WHAT IS NEEDED: Look through the records below, and copy out every line that holds the string "XIVᵉ".

INFORMATION PROVIDED:
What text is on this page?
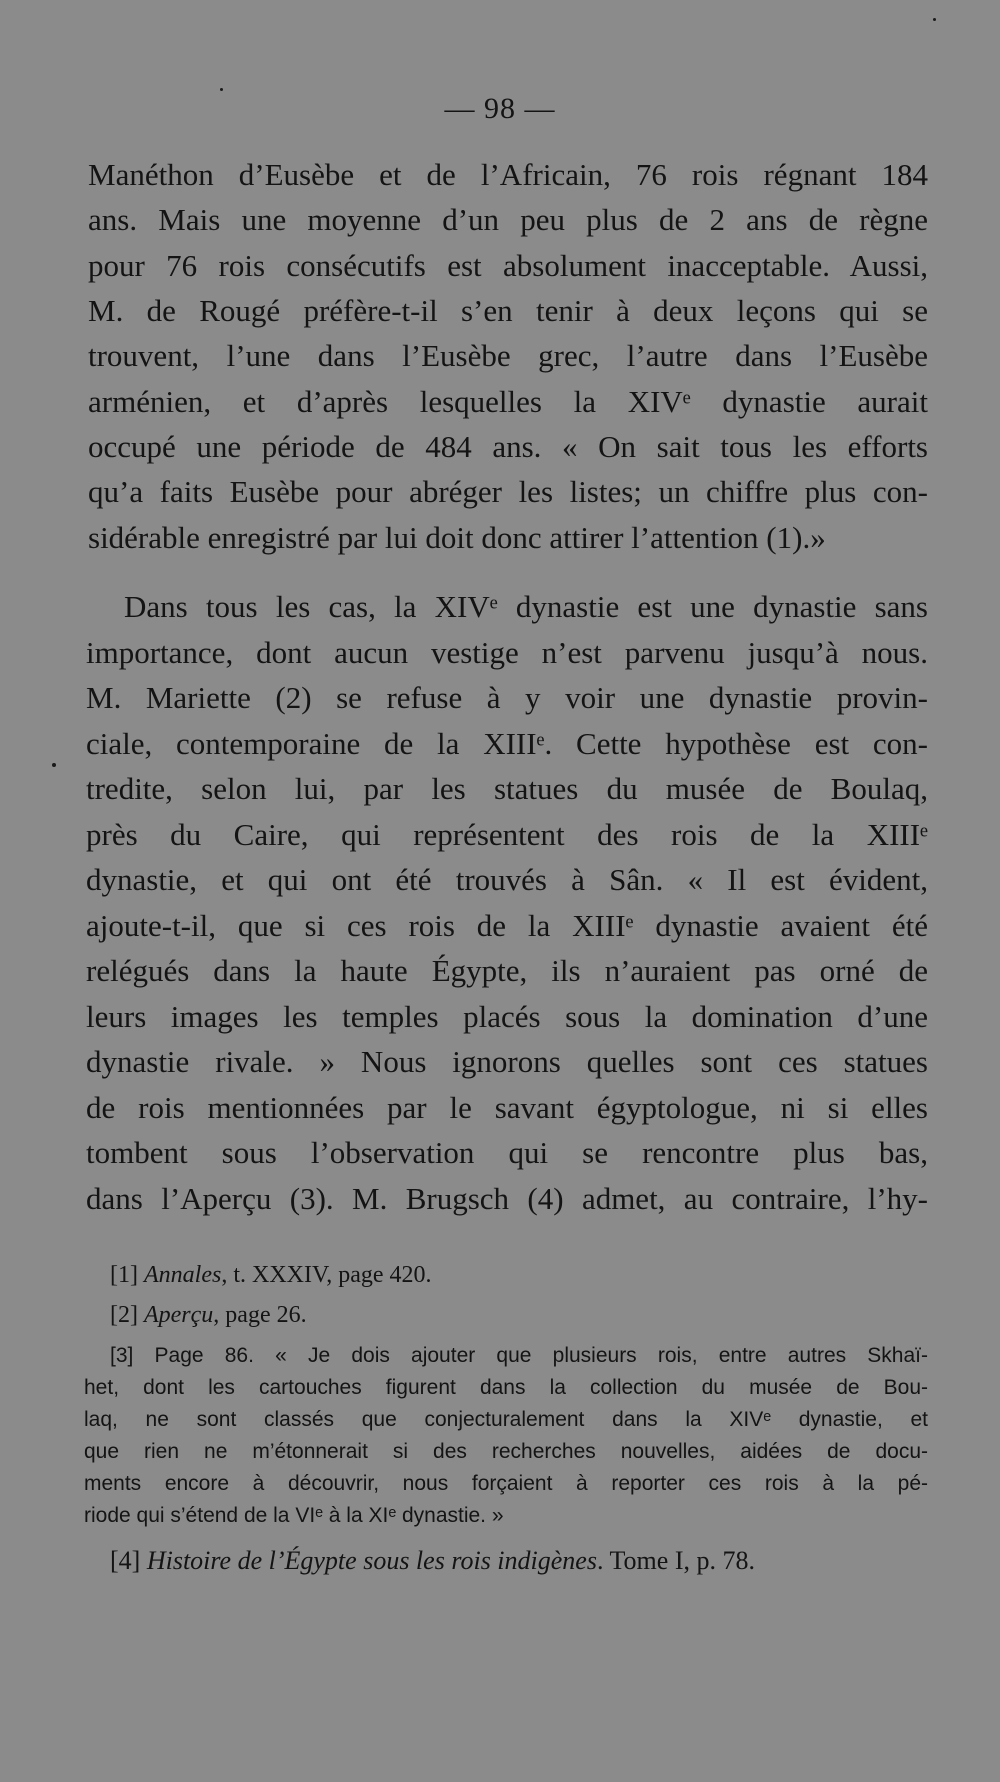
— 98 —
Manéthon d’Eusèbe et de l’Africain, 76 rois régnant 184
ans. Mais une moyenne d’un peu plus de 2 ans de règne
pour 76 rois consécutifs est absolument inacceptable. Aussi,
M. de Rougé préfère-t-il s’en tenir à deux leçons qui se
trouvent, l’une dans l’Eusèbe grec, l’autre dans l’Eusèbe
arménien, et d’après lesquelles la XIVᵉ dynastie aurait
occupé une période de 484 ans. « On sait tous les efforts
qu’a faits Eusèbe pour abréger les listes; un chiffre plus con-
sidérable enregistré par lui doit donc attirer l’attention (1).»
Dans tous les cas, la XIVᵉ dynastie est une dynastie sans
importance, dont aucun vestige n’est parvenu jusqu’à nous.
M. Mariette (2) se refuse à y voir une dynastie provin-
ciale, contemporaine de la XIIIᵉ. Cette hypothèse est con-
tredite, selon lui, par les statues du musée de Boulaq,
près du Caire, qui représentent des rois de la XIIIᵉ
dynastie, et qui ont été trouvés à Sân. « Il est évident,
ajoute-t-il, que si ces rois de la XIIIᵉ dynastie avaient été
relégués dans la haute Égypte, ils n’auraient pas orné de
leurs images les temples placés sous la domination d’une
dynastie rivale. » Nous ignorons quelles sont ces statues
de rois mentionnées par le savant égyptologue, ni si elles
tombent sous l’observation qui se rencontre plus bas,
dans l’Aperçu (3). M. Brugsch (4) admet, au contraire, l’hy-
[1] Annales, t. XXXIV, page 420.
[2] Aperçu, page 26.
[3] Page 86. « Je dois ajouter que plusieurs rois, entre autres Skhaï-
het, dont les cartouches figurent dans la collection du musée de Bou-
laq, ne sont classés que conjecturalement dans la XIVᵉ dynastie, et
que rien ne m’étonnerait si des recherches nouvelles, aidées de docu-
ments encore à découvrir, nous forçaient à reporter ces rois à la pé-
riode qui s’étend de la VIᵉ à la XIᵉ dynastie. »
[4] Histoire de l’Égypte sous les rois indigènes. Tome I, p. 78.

* * *

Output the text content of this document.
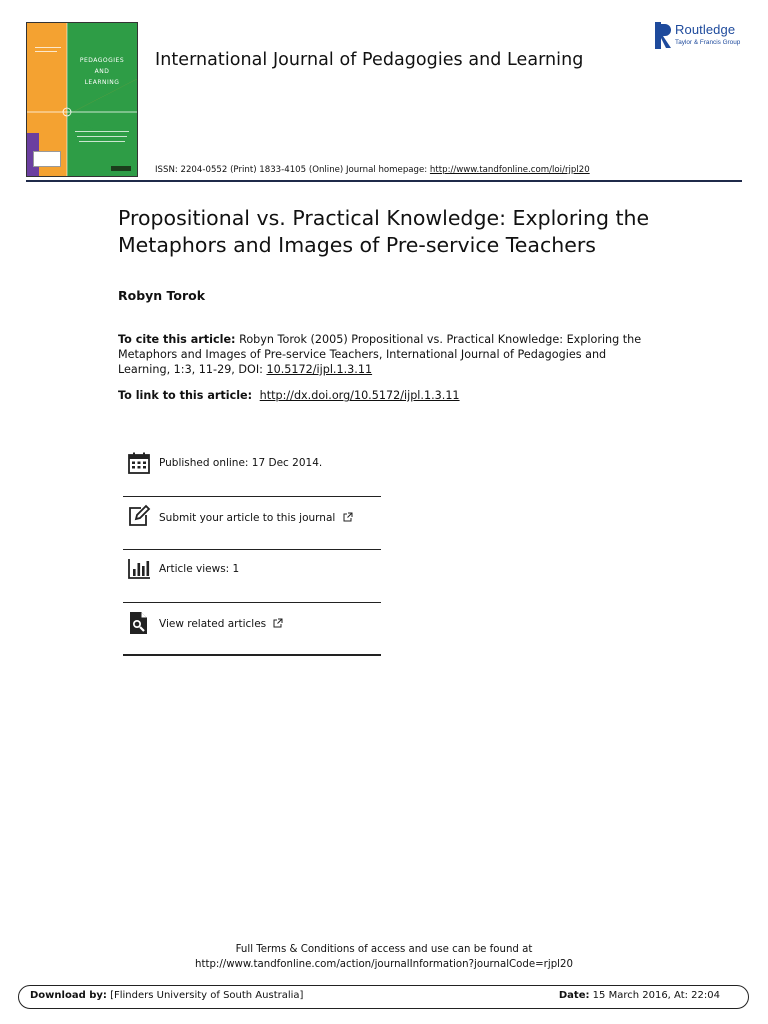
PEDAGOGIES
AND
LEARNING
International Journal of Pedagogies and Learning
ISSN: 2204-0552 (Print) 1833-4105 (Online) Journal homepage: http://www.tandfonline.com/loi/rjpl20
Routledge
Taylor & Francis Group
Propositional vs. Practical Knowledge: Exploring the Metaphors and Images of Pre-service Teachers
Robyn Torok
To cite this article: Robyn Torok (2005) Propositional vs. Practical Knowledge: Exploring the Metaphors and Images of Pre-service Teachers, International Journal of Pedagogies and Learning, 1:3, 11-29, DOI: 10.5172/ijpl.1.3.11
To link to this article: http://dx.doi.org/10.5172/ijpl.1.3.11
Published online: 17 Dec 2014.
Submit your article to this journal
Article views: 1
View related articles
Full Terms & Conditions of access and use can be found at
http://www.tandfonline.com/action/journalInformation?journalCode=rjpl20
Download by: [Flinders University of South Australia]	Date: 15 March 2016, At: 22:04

SOLUTION TO THIS EXERCISE:
arménien, et d’après lesquelles la XIVᵉ dynastie aurait
Dans tous les cas, la XIVᵉ dynastie est une dynastie sans
laq, ne sont classés que conjecturalement dans la XIVᵉ dynastie, et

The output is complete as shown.